Stored data:
***
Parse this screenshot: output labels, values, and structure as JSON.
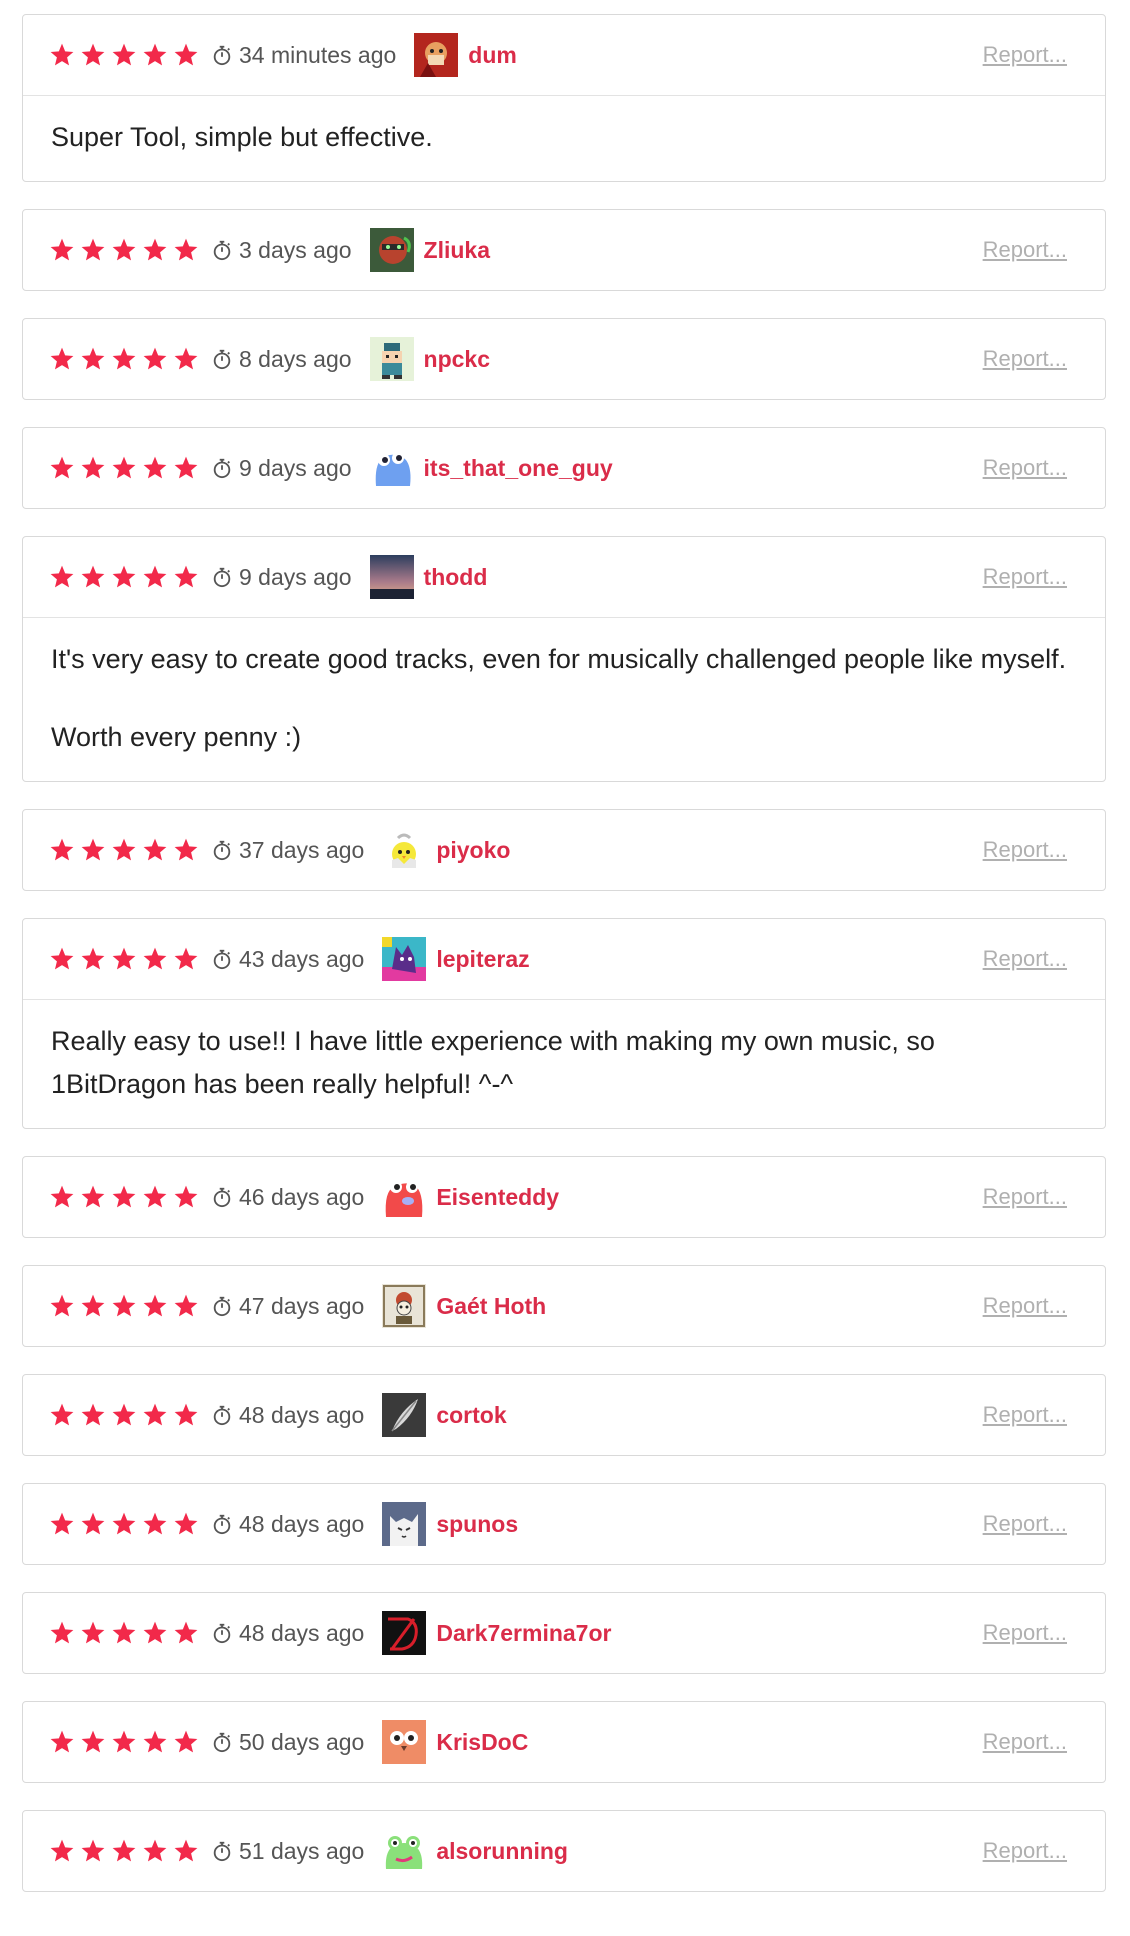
{
  "rating": 5,
  "report_label": "Report...",
  "colors": {
    "star": "#f2294a",
    "username": "#da2c49",
    "report": "#b0b0b0"
  },
  "reviews": [
    {
      "time": "34 minutes ago",
      "user": "dum",
      "avatar": "fox-avatar",
      "body": [
        "Super Tool, simple but effective."
      ]
    },
    {
      "time": "3 days ago",
      "user": "Zliuka",
      "avatar": "green-creature-avatar",
      "body": []
    },
    {
      "time": "8 days ago",
      "user": "npckc",
      "avatar": "pixel-character-avatar",
      "body": []
    },
    {
      "time": "9 days ago",
      "user": "its_that_one_guy",
      "avatar": "blue-blob-avatar",
      "body": []
    },
    {
      "time": "9 days ago",
      "user": "thodd",
      "avatar": "sunset-avatar",
      "body": [
        "It's very easy to create good tracks, even for musically challenged people like myself.",
        "Worth every penny :)"
      ]
    },
    {
      "time": "37 days ago",
      "user": "piyoko",
      "avatar": "chick-avatar",
      "body": []
    },
    {
      "time": "43 days ago",
      "user": "lepiteraz",
      "avatar": "purple-cat-avatar",
      "body": [
        "Really easy to use!! I have little experience with making my own music, so 1BitDragon has been really helpful! ^-^"
      ]
    },
    {
      "time": "46 days ago",
      "user": "Eisenteddy",
      "avatar": "red-blob-avatar",
      "body": []
    },
    {
      "time": "47 days ago",
      "user": "Gaét Hoth",
      "avatar": "skull-portrait-avatar",
      "body": []
    },
    {
      "time": "48 days ago",
      "user": "cortok",
      "avatar": "feather-avatar",
      "body": []
    },
    {
      "time": "48 days ago",
      "user": "spunos",
      "avatar": "white-cat-avatar",
      "body": []
    },
    {
      "time": "48 days ago",
      "user": "Dark7ermina7or",
      "avatar": "red-d-logo-avatar",
      "body": []
    },
    {
      "time": "50 days ago",
      "user": "KrisDoC",
      "avatar": "orange-owl-avatar",
      "body": []
    },
    {
      "time": "51 days ago",
      "user": "alsorunning",
      "avatar": "green-frog-avatar",
      "body": []
    }
  ]
}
***
Print all entries exactly. The images do not belong in the copy.

▸ Solution
Parse this screenshot: output labels, values, and structure as JSON.
{
  "rating": 5,
  "report_label": "Report...",
  "colors": {
    "star": "#f2294a",
    "username": "#da2c49",
    "report": "#b0b0b0"
  },
  "reviews": [
    {
      "time": "34 minutes ago",
      "user": "dum",
      "avatar": "fox-avatar",
      "body": [
        "Super Tool, simple but effective."
      ]
    },
    {
      "time": "3 days ago",
      "user": "Zliuka",
      "avatar": "green-creature-avatar",
      "body": []
    },
    {
      "time": "8 days ago",
      "user": "npckc",
      "avatar": "pixel-character-avatar",
      "body": []
    },
    {
      "time": "9 days ago",
      "user": "its_that_one_guy",
      "avatar": "blue-blob-avatar",
      "body": []
    },
    {
      "time": "9 days ago",
      "user": "thodd",
      "avatar": "sunset-avatar",
      "body": [
        "It's very easy to create good tracks, even for musically challenged people like myself.",
        "Worth every penny :)"
      ]
    },
    {
      "time": "37 days ago",
      "user": "piyoko",
      "avatar": "chick-avatar",
      "body": []
    },
    {
      "time": "43 days ago",
      "user": "lepiteraz",
      "avatar": "purple-cat-avatar",
      "body": [
        "Really easy to use!! I have little experience with making my own music, so 1BitDragon has been really helpful! ^-^"
      ]
    },
    {
      "time": "46 days ago",
      "user": "Eisenteddy",
      "avatar": "red-blob-avatar",
      "body": []
    },
    {
      "time": "47 days ago",
      "user": "Gaét Hoth",
      "avatar": "skull-portrait-avatar",
      "body": []
    },
    {
      "time": "48 days ago",
      "user": "cortok",
      "avatar": "feather-avatar",
      "body": []
    },
    {
      "time": "48 days ago",
      "user": "spunos",
      "avatar": "white-cat-avatar",
      "body": []
    },
    {
      "time": "48 days ago",
      "user": "Dark7ermina7or",
      "avatar": "red-d-logo-avatar",
      "body": []
    },
    {
      "time": "50 days ago",
      "user": "KrisDoC",
      "avatar": "orange-owl-avatar",
      "body": []
    },
    {
      "time": "51 days ago",
      "user": "alsorunning",
      "avatar": "green-frog-avatar",
      "body": []
    }
  ]
}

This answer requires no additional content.